### THE TASK
Copy, in full, each line of the material that holds the word "детектирования".
########
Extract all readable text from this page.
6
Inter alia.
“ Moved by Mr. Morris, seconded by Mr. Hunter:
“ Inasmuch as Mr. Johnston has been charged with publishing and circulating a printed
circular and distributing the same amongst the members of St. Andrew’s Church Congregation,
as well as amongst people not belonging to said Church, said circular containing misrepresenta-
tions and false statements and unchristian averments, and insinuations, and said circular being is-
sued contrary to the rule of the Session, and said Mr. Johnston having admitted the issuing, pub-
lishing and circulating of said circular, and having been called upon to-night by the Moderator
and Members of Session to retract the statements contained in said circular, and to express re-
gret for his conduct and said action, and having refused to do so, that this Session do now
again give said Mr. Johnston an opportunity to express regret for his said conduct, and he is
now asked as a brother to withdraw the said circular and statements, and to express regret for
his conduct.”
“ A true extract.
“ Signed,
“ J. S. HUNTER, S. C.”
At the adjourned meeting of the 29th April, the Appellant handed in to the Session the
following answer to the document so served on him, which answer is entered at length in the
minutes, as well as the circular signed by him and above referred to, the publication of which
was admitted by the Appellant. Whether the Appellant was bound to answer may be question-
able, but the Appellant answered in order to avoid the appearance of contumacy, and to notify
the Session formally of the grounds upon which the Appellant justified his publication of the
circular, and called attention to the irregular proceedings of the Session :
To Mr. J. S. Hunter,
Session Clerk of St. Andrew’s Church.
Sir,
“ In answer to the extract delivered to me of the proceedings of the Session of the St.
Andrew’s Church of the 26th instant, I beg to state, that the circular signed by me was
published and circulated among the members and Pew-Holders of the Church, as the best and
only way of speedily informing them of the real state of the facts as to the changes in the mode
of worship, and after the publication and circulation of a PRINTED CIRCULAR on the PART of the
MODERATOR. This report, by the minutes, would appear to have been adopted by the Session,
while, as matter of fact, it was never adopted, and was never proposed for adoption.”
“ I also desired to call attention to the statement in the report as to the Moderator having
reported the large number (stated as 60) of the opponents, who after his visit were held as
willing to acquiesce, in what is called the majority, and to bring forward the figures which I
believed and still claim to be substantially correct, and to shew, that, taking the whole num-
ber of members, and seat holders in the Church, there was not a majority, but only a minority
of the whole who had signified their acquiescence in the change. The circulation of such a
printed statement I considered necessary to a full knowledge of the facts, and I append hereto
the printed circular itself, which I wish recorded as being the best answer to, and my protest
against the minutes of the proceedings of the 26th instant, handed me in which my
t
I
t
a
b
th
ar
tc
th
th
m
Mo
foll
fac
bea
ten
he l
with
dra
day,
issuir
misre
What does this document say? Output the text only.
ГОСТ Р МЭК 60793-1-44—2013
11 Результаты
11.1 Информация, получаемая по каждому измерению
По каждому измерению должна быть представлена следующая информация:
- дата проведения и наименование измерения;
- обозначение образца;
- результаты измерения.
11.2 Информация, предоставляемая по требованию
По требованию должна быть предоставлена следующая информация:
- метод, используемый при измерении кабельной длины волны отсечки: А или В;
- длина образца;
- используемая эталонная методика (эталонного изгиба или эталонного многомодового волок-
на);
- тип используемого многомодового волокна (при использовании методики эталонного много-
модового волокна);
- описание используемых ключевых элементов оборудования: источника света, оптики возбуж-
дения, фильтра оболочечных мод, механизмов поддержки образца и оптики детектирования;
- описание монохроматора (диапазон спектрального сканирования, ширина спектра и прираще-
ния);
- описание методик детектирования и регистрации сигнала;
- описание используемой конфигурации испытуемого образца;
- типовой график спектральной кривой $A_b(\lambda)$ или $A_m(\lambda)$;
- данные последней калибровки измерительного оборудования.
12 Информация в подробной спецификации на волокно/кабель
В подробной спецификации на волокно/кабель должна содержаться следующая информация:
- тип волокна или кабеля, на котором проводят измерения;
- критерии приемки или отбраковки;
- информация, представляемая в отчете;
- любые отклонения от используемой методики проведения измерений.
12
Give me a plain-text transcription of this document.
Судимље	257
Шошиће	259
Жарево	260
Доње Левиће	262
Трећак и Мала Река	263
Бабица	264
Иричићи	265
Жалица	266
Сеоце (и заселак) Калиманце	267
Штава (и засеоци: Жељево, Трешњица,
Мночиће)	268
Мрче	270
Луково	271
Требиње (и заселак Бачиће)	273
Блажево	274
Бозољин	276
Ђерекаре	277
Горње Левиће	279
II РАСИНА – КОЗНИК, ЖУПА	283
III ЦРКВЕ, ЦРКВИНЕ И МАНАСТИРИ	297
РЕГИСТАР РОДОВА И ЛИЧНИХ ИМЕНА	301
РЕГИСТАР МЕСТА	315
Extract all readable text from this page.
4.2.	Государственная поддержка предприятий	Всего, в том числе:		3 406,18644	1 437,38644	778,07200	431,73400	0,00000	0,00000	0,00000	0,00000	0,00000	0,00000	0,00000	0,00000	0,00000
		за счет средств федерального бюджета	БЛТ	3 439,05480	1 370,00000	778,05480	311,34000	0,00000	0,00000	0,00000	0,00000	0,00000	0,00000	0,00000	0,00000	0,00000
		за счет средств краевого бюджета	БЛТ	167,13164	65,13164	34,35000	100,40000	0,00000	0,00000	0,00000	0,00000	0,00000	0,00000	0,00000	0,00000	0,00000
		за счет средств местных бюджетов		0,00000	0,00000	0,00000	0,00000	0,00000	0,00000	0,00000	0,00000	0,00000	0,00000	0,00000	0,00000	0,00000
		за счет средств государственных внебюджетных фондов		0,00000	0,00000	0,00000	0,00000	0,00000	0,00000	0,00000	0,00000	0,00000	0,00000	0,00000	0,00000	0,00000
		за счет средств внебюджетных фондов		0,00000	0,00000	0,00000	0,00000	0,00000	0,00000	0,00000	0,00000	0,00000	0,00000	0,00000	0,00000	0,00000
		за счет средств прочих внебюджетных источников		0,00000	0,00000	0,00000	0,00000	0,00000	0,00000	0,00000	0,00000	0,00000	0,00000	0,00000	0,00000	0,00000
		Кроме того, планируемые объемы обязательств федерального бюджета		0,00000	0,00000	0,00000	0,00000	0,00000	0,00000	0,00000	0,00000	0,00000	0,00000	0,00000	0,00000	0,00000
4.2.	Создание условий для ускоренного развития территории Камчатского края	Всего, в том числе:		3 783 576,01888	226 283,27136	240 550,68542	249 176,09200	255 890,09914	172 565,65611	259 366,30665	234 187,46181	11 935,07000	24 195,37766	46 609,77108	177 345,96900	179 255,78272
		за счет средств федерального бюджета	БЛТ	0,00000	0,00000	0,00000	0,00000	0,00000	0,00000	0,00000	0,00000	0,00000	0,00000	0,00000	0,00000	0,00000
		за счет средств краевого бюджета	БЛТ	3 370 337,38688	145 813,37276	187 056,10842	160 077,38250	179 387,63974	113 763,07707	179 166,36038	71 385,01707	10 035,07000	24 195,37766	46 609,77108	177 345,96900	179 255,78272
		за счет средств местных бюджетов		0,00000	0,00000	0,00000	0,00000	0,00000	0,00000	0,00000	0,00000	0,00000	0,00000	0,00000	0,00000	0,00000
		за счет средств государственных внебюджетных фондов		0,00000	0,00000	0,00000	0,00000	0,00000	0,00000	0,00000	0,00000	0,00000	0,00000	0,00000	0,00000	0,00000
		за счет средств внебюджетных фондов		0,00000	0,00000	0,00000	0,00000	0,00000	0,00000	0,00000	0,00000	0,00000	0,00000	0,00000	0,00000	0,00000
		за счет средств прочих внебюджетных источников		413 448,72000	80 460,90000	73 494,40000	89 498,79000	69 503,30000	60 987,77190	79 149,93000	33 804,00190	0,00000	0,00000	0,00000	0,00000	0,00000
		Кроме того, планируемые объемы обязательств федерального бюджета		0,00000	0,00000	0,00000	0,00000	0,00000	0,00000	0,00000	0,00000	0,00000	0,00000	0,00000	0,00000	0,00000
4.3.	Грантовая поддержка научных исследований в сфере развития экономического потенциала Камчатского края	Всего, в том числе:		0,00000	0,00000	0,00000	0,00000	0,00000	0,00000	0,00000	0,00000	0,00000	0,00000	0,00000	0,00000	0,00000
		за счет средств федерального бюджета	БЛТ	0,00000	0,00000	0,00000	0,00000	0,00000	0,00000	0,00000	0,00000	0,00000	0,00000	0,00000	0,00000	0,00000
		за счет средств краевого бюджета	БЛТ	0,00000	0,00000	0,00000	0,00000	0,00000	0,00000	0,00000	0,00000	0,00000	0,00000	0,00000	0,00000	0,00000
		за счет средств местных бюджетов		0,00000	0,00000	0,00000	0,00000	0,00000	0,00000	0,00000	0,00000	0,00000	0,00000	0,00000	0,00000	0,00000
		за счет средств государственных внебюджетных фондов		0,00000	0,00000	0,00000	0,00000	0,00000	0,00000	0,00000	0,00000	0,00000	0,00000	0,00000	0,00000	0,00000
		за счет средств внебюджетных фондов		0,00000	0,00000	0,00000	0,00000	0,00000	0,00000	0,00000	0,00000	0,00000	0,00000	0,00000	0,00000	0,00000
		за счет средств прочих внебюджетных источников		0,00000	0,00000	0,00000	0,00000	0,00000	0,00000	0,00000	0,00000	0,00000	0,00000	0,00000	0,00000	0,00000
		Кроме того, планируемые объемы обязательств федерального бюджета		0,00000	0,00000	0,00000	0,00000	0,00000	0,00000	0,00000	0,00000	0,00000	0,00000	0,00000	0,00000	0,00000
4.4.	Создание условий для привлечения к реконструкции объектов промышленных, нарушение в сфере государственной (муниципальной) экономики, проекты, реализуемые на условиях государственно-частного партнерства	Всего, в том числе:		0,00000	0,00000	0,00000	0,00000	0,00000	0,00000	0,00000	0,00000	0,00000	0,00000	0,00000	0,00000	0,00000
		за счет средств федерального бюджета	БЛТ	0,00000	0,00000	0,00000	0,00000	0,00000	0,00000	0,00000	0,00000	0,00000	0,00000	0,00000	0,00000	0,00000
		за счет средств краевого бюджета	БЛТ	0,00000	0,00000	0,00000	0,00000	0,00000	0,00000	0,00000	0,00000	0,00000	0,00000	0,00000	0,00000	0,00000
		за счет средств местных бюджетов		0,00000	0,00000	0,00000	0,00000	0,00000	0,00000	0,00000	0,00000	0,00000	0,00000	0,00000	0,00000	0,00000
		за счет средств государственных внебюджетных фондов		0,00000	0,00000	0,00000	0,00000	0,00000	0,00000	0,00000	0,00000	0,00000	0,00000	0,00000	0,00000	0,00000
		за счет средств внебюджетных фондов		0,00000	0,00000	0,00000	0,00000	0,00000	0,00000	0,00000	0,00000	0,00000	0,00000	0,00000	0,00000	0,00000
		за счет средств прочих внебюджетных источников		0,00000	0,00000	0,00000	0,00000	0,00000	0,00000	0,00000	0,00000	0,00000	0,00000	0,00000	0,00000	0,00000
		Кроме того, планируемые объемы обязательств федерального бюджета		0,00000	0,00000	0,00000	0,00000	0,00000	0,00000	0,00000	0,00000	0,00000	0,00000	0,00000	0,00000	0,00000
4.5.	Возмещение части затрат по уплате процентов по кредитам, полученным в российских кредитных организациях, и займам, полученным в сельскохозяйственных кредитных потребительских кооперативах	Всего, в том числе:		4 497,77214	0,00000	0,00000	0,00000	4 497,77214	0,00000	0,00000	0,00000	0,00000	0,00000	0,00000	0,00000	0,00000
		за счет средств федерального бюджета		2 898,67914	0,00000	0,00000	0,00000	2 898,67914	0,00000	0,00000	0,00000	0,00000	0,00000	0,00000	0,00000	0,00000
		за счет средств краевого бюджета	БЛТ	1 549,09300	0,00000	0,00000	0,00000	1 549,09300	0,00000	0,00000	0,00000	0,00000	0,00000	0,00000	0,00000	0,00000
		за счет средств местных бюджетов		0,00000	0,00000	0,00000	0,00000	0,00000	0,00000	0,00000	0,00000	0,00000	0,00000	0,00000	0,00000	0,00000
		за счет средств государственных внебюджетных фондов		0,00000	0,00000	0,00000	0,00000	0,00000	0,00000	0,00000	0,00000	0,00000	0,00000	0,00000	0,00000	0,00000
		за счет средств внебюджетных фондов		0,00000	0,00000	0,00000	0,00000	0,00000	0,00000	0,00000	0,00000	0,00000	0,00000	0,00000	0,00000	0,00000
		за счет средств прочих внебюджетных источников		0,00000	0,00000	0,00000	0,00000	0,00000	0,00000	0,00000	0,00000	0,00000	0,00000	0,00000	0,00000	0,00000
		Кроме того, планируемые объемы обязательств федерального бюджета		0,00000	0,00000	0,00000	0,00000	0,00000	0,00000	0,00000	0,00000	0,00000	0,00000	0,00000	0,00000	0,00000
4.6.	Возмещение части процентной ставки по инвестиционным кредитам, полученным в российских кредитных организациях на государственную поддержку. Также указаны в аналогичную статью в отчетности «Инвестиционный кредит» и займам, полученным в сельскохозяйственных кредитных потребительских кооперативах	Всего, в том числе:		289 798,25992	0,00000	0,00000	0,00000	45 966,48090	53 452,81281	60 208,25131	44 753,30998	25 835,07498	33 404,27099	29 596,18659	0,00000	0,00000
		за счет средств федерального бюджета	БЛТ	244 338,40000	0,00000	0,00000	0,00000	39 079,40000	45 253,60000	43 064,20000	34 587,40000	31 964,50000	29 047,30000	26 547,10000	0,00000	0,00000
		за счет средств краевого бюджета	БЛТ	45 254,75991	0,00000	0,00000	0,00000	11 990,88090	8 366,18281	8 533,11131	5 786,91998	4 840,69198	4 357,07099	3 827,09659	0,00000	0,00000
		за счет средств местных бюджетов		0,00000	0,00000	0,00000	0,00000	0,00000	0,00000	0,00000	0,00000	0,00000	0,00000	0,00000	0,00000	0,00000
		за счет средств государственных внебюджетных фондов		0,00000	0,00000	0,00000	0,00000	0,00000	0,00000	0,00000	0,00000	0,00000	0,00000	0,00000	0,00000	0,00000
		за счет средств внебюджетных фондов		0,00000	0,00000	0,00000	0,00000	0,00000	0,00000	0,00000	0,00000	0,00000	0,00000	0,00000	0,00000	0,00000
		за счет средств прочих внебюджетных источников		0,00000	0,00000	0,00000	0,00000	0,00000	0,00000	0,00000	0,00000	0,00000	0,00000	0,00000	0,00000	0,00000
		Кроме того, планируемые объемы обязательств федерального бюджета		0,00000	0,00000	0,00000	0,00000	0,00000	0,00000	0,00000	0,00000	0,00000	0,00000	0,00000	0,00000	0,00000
########
### FULL SOLUTION
дения, фильтра оболочечных мод, механизмов поддержки образца и оптики детектирования;
- описание методик детектирования и регистрации сигнала;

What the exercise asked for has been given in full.